Stored records
....
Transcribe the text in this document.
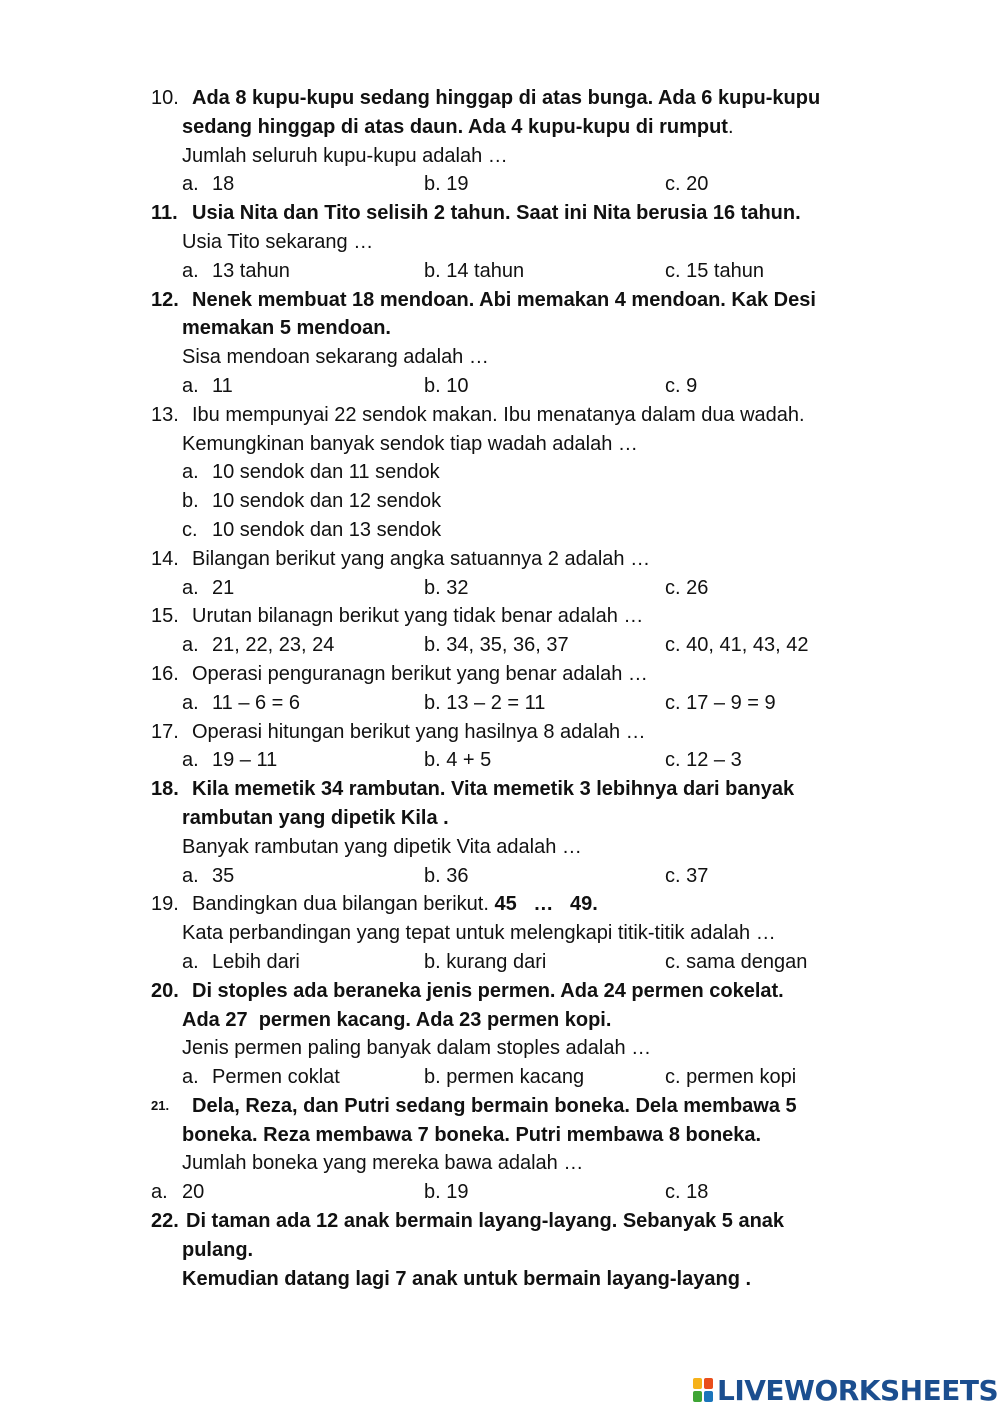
10. Ada 8 kupu-kupu sedang hinggap di atas bunga. Ada 6 kupu-kupu
sedang hinggap di atas daun. Ada 4 kupu-kupu di rumput.
Jumlah seluruh kupu-kupu adalah …
a. 18	b. 19	c. 20
11. Usia Nita dan Tito selisih 2 tahun. Saat ini Nita berusia 16 tahun.
Usia Tito sekarang …
a. 13 tahun	b. 14 tahun	c. 15 tahun
12. Nenek membuat 18 mendoan. Abi memakan 4 mendoan. Kak Desi
memakan 5 mendoan.
Sisa mendoan sekarang adalah …
a. 11	b. 10	c. 9
13. Ibu mempunyai 22 sendok makan. Ibu menatanya dalam dua wadah.
Kemungkinan banyak sendok tiap wadah adalah …
a. 10 sendok dan 11 sendok
b. 10 sendok dan 12 sendok
c. 10 sendok dan 13 sendok
14. Bilangan berikut yang angka satuannya 2 adalah …
a. 21	b. 32	c. 26
15. Urutan bilanagn berikut yang tidak benar adalah …
a. 21, 22, 23, 24	b. 34, 35, 36, 37	c. 40, 41, 43, 42
16. Operasi penguranagn berikut yang benar adalah …
a. 11 – 6 = 6	b. 13 – 2 = 11	c. 17 – 9 = 9
17. Operasi hitungan berikut yang hasilnya 8 adalah …
a. 19 – 11	b. 4 + 5	c. 12 – 3
18. Kila memetik 34 rambutan. Vita memetik 3 lebihnya dari banyak
rambutan yang dipetik Kila .
Banyak rambutan yang dipetik Vita adalah …
a. 35	b. 36	c. 37
19. Bandingkan dua bilangan berikut. 45   …   49.
Kata perbandingan yang tepat untuk melengkapi titik-titik adalah …
a. Lebih dari	b. kurang dari	c. sama dengan
20. Di stoples ada beraneka jenis permen. Ada 24 permen cokelat.
Ada 27  permen kacang. Ada 23 permen kopi.
Jenis permen paling banyak dalam stoples adalah …
a. Permen coklat	b. permen kacang	c. permen kopi
21. Dela, Reza, dan Putri sedang bermain boneka. Dela membawa 5
boneka. Reza membawa 7 boneka. Putri membawa 8 boneka.
Jumlah boneka yang mereka bawa adalah …
a. 20	b. 19	c. 18
22. Di taman ada 12 anak bermain layang-layang. Sebanyak 5 anak
pulang.
Kemudian datang lagi 7 anak untuk bermain layang-layang .
LIVEWORKSHEETS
....
Identify the lines of the entries containing the string "permen". Copy each such line.

20. Di stoples ada beraneka jenis permen. Ada 24 permen cokelat.
Ada 27  permen kacang. Ada 23 permen kopi.
Jenis permen paling banyak dalam stoples adalah …
a. Permen coklat	b. permen kacang	c. permen kopi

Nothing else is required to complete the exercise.